**CHALLENGE:** Skip the images. Copy the records exactly as written.

**DATA TO PROCESS:**
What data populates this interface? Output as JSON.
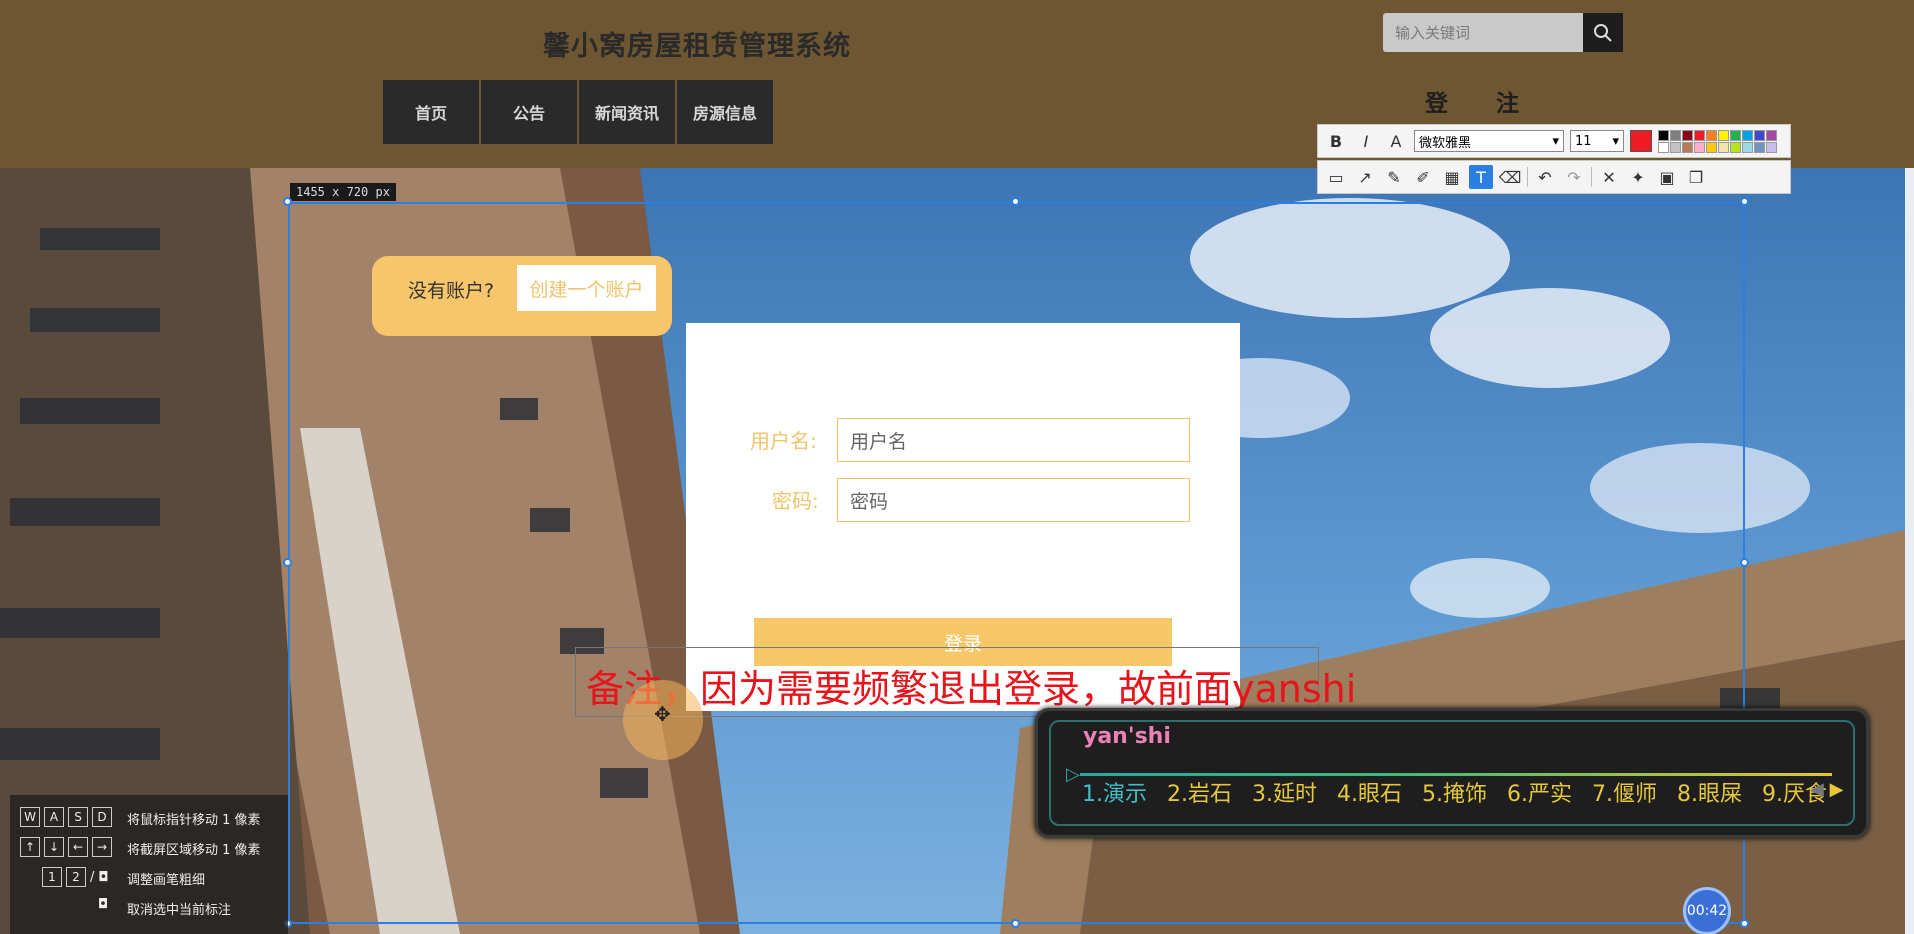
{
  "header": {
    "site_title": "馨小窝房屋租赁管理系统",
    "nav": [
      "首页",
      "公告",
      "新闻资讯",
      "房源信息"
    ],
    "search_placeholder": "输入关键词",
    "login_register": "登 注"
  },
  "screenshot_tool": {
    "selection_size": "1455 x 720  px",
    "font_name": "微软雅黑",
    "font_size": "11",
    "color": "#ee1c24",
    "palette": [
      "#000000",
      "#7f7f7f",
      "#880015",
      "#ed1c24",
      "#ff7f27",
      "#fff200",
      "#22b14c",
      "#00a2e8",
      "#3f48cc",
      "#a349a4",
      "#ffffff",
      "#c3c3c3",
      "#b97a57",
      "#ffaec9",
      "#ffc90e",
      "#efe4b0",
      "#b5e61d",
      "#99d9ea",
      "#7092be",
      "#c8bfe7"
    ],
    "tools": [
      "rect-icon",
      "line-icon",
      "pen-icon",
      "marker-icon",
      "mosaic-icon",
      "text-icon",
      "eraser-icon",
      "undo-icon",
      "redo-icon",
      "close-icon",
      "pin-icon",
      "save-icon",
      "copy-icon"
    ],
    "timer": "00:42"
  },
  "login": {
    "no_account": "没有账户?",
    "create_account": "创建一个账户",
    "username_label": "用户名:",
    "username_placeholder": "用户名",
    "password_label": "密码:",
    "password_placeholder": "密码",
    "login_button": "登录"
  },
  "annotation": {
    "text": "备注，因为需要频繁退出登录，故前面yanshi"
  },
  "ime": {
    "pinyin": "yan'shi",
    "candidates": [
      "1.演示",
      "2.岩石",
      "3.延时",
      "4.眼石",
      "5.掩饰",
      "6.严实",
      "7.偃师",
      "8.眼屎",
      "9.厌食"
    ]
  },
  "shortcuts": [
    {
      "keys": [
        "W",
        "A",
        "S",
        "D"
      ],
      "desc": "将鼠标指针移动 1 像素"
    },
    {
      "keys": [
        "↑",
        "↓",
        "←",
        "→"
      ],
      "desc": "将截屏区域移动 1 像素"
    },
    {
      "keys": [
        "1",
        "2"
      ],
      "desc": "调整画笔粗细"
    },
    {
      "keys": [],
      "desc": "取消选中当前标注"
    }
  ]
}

**REPLY TO THE TASK:**
What data populates this interface? Output as JSON.
{
  "header": {
    "site_title": "馨小窝房屋租赁管理系统",
    "nav": [
      "首页",
      "公告",
      "新闻资讯",
      "房源信息"
    ],
    "search_placeholder": "输入关键词",
    "login_register": "登 注"
  },
  "screenshot_tool": {
    "selection_size": "1455 x 720  px",
    "font_name": "微软雅黑",
    "font_size": "11",
    "color": "#ee1c24",
    "palette": [
      "#000000",
      "#7f7f7f",
      "#880015",
      "#ed1c24",
      "#ff7f27",
      "#fff200",
      "#22b14c",
      "#00a2e8",
      "#3f48cc",
      "#a349a4",
      "#ffffff",
      "#c3c3c3",
      "#b97a57",
      "#ffaec9",
      "#ffc90e",
      "#efe4b0",
      "#b5e61d",
      "#99d9ea",
      "#7092be",
      "#c8bfe7"
    ],
    "tools": [
      "rect-icon",
      "line-icon",
      "pen-icon",
      "marker-icon",
      "mosaic-icon",
      "text-icon",
      "eraser-icon",
      "undo-icon",
      "redo-icon",
      "close-icon",
      "pin-icon",
      "save-icon",
      "copy-icon"
    ],
    "timer": "00:42"
  },
  "login": {
    "no_account": "没有账户?",
    "create_account": "创建一个账户",
    "username_label": "用户名:",
    "username_placeholder": "用户名",
    "password_label": "密码:",
    "password_placeholder": "密码",
    "login_button": "登录"
  },
  "annotation": {
    "text": "备注，因为需要频繁退出登录，故前面yanshi"
  },
  "ime": {
    "pinyin": "yan'shi",
    "candidates": [
      "1.演示",
      "2.岩石",
      "3.延时",
      "4.眼石",
      "5.掩饰",
      "6.严实",
      "7.偃师",
      "8.眼屎",
      "9.厌食"
    ]
  },
  "shortcuts": [
    {
      "keys": [
        "W",
        "A",
        "S",
        "D"
      ],
      "desc": "将鼠标指针移动 1 像素"
    },
    {
      "keys": [
        "↑",
        "↓",
        "←",
        "→"
      ],
      "desc": "将截屏区域移动 1 像素"
    },
    {
      "keys": [
        "1",
        "2"
      ],
      "desc": "调整画笔粗细"
    },
    {
      "keys": [],
      "desc": "取消选中当前标注"
    }
  ]
}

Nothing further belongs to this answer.